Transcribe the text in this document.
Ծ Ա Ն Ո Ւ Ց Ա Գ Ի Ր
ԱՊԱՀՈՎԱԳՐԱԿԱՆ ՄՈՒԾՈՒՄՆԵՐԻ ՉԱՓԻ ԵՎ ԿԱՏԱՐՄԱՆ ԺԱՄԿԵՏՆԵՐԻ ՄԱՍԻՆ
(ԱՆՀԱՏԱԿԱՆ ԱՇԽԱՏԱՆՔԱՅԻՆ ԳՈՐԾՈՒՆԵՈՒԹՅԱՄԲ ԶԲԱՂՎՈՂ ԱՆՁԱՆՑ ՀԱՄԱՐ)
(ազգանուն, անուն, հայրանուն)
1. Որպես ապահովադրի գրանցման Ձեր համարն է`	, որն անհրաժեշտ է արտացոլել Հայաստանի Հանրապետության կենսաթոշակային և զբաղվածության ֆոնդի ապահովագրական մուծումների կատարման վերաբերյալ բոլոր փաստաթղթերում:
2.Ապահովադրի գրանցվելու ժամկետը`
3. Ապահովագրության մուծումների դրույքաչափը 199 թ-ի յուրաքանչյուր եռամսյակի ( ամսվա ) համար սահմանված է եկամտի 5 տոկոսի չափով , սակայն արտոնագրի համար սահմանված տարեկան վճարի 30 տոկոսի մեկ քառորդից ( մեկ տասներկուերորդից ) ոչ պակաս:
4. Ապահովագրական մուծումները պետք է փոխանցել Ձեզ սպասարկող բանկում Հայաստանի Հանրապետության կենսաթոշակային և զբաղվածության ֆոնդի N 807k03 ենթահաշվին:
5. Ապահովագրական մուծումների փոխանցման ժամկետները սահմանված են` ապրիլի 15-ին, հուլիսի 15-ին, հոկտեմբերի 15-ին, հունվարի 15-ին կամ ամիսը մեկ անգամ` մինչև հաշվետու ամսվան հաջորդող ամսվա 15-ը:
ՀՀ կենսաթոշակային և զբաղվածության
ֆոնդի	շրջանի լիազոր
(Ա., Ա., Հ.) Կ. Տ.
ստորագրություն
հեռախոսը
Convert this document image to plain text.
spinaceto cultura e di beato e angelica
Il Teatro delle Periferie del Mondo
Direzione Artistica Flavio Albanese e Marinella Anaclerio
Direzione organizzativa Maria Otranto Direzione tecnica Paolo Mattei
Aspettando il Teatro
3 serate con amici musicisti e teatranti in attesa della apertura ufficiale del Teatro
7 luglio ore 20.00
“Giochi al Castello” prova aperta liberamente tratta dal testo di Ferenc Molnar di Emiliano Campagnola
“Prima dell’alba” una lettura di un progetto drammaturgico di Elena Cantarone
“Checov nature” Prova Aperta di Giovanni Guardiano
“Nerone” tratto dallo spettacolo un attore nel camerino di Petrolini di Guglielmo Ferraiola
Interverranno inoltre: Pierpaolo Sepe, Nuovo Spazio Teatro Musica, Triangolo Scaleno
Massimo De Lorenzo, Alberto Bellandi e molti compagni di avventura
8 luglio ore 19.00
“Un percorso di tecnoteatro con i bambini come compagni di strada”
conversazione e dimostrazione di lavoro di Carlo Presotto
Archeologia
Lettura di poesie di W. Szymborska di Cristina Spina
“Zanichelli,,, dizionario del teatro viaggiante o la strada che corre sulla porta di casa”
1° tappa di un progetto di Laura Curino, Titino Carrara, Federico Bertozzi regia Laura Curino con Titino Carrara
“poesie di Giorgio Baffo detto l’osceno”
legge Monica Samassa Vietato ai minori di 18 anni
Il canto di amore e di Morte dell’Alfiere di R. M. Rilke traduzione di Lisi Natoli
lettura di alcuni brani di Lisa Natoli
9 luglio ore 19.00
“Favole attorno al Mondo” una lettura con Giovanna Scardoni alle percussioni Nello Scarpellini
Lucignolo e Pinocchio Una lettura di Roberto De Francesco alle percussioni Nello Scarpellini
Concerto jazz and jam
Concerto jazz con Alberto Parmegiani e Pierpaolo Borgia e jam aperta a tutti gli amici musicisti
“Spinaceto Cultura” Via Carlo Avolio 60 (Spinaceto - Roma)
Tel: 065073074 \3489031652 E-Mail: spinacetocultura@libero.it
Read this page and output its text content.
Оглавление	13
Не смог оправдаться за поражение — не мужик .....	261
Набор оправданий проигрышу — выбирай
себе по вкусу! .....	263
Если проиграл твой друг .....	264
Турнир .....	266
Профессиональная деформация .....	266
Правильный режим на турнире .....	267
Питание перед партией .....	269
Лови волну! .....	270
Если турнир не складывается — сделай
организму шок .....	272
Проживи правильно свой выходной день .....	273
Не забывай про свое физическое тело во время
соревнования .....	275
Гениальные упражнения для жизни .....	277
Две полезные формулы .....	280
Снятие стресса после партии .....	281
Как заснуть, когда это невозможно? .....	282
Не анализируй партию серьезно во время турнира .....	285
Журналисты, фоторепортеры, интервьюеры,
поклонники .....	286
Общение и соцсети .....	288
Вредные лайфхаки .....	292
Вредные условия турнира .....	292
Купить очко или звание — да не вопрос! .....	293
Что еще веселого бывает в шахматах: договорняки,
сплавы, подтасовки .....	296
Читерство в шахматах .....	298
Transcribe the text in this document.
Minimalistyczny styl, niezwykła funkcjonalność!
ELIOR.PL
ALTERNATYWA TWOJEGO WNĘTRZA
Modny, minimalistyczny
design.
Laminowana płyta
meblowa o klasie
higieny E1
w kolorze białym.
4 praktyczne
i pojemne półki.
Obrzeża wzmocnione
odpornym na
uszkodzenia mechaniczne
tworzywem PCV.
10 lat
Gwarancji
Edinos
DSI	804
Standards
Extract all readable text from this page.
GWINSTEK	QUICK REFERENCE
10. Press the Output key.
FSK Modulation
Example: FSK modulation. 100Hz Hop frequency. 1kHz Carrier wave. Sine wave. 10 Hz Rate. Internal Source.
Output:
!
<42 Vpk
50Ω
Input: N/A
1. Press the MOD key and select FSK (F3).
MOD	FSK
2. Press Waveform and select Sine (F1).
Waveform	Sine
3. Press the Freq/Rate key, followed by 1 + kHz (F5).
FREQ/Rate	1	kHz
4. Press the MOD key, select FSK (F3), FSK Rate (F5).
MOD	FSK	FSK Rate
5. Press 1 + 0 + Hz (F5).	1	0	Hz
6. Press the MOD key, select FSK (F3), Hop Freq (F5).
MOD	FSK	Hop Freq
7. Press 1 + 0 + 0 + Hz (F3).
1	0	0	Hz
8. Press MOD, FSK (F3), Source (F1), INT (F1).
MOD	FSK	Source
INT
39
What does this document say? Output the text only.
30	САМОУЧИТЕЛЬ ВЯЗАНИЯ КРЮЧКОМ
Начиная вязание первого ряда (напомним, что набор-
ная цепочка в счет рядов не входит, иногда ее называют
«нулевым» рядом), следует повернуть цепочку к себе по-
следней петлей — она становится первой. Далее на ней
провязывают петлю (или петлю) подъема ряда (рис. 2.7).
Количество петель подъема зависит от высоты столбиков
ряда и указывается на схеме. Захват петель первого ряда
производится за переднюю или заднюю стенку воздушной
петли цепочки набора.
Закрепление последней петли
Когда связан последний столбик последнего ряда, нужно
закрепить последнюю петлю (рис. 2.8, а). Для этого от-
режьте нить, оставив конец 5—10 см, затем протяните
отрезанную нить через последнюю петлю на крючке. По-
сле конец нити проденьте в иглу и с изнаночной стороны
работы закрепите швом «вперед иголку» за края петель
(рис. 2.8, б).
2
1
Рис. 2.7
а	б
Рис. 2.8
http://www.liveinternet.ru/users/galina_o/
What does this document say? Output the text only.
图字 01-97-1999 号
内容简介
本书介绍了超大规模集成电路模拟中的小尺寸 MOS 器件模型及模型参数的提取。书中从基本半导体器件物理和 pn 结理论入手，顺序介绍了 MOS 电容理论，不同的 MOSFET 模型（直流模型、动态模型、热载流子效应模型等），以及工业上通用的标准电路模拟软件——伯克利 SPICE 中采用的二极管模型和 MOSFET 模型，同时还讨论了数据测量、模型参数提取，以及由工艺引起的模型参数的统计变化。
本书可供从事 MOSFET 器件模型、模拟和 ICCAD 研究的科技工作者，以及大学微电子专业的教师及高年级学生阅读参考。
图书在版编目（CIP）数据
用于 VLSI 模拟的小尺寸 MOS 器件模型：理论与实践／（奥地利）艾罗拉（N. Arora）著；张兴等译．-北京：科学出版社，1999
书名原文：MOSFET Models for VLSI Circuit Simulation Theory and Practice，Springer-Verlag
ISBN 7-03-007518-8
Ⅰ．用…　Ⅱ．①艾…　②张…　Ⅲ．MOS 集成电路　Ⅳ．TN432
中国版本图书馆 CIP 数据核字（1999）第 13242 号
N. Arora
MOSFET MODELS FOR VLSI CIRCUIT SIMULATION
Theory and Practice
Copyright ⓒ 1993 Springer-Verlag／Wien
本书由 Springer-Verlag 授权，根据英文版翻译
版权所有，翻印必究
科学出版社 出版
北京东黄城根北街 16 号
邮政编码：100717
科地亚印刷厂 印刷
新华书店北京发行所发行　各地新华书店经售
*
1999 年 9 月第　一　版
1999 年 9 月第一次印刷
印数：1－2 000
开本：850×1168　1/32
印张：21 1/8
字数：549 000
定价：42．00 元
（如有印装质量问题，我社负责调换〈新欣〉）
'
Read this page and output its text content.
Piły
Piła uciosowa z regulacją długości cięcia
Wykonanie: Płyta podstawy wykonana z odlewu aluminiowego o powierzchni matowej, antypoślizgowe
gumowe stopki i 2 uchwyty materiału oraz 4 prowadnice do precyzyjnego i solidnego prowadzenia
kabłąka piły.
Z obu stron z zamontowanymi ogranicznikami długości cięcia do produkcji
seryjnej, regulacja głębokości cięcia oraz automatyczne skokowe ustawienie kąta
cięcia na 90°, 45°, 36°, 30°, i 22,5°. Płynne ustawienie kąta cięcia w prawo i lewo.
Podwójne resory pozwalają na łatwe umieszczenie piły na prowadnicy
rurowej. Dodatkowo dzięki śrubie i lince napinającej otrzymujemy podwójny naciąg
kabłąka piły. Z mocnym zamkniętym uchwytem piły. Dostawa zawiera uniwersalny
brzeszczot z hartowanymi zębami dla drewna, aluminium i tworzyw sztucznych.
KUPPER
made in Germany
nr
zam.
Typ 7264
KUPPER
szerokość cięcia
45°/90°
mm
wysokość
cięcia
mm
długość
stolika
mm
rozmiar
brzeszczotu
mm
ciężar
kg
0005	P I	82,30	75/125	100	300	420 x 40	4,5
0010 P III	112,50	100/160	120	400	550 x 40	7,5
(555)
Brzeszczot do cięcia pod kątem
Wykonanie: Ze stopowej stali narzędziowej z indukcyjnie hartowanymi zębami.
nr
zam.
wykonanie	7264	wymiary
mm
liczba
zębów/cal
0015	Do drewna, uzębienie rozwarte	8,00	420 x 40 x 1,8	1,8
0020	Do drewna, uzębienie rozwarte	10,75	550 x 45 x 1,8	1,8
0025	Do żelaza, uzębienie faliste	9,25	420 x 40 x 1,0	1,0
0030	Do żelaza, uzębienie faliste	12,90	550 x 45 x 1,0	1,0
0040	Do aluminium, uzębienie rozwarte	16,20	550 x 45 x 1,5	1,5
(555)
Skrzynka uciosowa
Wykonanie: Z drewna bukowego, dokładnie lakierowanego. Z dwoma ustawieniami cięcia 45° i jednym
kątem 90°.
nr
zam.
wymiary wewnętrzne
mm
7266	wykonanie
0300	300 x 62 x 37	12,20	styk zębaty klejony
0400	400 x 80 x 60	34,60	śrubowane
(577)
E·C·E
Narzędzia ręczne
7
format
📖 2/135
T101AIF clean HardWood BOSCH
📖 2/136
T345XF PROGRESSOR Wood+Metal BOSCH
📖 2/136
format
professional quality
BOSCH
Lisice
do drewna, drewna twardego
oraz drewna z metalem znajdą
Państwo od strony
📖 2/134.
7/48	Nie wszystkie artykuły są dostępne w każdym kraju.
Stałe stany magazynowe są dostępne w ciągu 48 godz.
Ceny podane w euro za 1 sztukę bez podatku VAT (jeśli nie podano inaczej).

━━━━━━━━

### Goal of the exercise
Copy each line from the data above that includes "ряда".

### Completed exercise
Начиная вязание первого ряда (напомним, что набор-
провязывают петлю (или петлю) подъема ряда (рис. 2.7).
ряда и указывается на схеме. Захват петель первого ряда
Когда связан последний столбик последнего ряда, нужно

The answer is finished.